> _CHALLENGE_:
Every entry that follows needs to be repeated exactly.

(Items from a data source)
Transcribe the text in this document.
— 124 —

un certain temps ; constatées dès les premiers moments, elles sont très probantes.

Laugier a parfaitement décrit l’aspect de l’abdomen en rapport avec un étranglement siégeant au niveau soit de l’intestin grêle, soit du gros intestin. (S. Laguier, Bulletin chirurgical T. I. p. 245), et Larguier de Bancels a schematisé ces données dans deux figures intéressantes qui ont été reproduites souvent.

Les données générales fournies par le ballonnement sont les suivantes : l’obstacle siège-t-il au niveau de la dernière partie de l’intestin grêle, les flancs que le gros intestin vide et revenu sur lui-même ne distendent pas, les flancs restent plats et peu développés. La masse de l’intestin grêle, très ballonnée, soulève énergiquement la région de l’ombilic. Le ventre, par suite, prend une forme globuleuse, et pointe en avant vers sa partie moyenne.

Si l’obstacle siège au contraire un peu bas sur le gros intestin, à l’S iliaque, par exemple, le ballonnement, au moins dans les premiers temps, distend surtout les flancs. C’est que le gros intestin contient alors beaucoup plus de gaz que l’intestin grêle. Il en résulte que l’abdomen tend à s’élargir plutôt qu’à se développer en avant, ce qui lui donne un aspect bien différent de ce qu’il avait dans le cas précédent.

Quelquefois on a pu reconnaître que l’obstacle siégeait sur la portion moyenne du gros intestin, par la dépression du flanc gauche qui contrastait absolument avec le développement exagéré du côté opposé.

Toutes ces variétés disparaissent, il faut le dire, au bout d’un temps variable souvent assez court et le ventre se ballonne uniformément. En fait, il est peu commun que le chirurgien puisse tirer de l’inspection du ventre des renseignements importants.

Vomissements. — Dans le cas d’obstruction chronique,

> _EXERCISE RESULT_:
Transcribe the text in this document.
— 124 —

un certain temps ; constatées dès les premiers moments, elles sont très probantes.

Laugier a parfaitement décrit l’aspect de l’abdomen en rapport avec un étranglement siégeant au niveau soit de l’intestin grêle, soit du gros intestin. (S. Laguier, Bulletin chirurgical T. I. p. 245), et Larguier de Bancels a schematisé ces données dans deux figures intéressantes qui ont été reproduites souvent.

Les données générales fournies par le ballonnement sont les suivantes : l’obstacle siège-t-il au niveau de la dernière partie de l’intestin grêle, les flancs que le gros intestin vide et revenu sur lui-même ne distendent pas, les flancs restent plats et peu développés. La masse de l’intestin grêle, très ballonnée, soulève énergiquement la région de l’ombilic. Le ventre, par suite, prend une forme globuleuse, et pointe en avant vers sa partie moyenne.

Si l’obstacle siège au contraire un peu bas sur le gros intestin, à l’S iliaque, par exemple, le ballonnement, au moins dans les premiers temps, distend surtout les flancs. C’est que le gros intestin contient alors beaucoup plus de gaz que l’intestin grêle. Il en résulte que l’abdomen tend à s’élargir plutôt qu’à se développer en avant, ce qui lui donne un aspect bien différent de ce qu’il avait dans le cas précédent.

Quelquefois on a pu reconnaître que l’obstacle siégeait sur la portion moyenne du gros intestin, par la dépression du flanc gauche qui contrastait absolument avec le développement exagéré du côté opposé.

Toutes ces variétés disparaissent, il faut le dire, au bout d’un temps variable souvent assez court et le ventre se ballonne uniformément. En fait, il est peu commun que le chirurgien puisse tirer de l’inspection du ventre des renseignements importants.

Vomissements. — Dans le cas d’obstruction chronique,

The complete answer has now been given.